■ Required work ■
Copy out each line that includes the word "title".

Stored data

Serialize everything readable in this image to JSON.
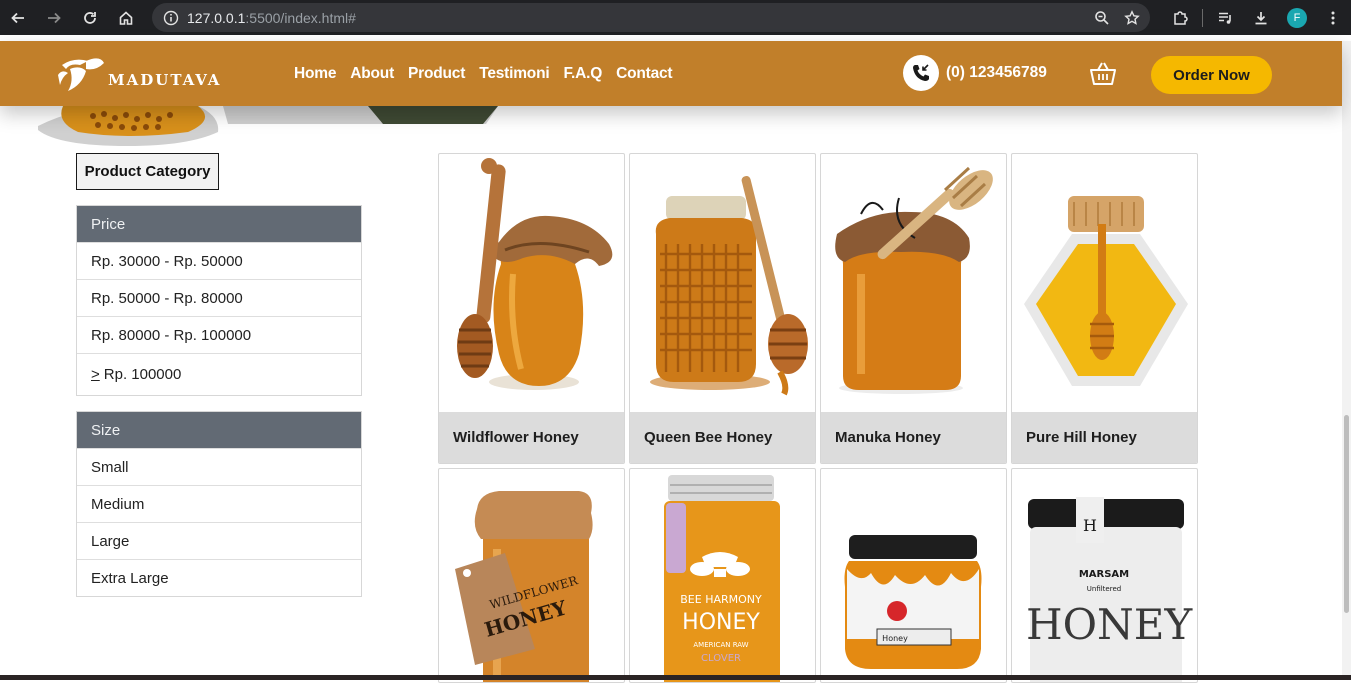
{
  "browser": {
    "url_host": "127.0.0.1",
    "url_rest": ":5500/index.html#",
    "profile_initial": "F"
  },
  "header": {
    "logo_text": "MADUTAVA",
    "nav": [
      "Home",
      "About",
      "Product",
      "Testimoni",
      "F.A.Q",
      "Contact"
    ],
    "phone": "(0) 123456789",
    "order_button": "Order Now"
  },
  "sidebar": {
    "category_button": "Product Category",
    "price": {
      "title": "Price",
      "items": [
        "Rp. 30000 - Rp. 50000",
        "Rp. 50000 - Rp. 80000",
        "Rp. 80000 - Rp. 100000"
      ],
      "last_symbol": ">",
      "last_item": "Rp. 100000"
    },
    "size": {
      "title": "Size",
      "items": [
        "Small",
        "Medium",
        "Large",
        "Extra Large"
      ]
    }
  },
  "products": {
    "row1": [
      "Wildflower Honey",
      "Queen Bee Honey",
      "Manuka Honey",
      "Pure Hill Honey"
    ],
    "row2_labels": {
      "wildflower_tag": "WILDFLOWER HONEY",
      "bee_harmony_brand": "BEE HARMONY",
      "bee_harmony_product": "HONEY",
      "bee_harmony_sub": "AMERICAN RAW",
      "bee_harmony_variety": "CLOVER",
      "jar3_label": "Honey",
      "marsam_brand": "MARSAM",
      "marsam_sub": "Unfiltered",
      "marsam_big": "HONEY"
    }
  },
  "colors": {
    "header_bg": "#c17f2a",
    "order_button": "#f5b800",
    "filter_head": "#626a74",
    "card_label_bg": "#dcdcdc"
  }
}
---
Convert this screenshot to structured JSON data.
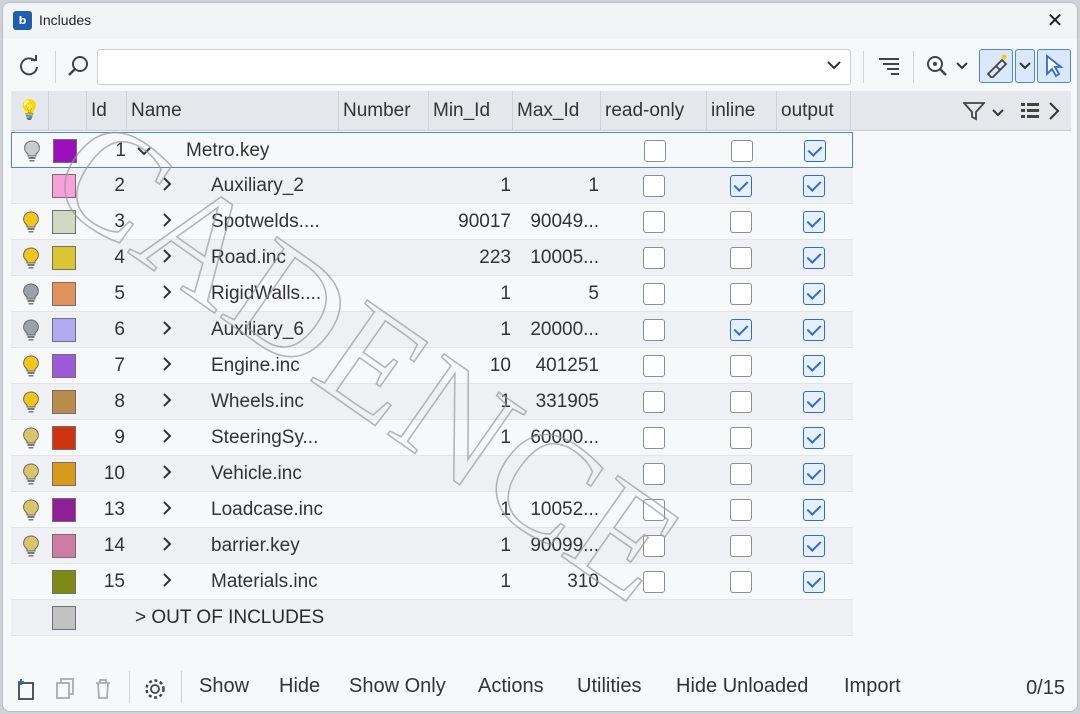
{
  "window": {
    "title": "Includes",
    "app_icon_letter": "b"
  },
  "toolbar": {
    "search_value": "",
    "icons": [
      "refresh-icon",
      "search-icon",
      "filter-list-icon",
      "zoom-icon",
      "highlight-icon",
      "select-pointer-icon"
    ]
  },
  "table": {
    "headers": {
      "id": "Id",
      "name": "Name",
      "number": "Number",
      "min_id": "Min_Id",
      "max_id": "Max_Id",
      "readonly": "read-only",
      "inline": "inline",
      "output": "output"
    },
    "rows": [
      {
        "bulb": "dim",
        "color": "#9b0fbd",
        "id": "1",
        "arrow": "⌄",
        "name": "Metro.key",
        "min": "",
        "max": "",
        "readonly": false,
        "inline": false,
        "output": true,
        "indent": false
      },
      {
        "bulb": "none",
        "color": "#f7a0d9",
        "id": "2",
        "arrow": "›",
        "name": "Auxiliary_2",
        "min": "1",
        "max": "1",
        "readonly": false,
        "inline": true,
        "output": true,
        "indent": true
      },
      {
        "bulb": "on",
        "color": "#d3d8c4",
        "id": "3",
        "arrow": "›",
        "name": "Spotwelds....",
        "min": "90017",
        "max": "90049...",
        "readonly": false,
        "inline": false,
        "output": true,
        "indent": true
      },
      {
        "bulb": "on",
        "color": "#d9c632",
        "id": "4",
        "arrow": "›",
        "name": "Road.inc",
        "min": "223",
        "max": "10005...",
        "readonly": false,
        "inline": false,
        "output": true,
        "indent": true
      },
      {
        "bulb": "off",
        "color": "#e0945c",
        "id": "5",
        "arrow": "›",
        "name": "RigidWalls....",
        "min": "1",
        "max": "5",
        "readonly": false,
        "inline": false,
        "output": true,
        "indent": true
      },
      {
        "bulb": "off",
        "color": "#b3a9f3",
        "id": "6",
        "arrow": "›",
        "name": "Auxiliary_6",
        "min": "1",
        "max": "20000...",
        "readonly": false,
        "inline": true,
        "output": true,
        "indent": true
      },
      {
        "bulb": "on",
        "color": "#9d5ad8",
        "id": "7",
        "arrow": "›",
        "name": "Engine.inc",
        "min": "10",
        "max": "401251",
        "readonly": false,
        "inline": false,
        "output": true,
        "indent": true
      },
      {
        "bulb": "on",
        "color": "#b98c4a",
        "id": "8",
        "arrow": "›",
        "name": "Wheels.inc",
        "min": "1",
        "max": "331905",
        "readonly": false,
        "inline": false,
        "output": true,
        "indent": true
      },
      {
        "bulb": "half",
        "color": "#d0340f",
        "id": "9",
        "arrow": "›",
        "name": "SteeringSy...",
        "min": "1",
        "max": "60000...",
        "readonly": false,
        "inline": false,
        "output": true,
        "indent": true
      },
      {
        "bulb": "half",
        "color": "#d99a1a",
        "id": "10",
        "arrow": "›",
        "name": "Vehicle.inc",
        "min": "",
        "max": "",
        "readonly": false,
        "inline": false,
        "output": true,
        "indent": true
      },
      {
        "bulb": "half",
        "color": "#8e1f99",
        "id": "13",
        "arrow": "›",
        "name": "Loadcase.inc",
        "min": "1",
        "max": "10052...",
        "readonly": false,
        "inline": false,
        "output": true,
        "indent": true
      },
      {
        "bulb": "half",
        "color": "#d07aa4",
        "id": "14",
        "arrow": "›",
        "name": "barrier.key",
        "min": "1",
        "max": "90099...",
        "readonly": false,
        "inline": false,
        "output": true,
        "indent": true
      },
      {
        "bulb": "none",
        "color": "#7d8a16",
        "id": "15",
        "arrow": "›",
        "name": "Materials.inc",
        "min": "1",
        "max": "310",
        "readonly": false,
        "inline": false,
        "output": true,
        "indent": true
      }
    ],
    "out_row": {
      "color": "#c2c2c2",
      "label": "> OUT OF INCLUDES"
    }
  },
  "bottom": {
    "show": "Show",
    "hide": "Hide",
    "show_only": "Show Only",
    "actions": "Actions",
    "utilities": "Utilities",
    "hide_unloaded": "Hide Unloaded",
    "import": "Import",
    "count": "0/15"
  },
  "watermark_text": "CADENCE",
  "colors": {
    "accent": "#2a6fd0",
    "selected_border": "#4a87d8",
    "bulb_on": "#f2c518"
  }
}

■ Solution for this problem ■
      "title": "Price",
      "title": "Size",
    "title": "Includes",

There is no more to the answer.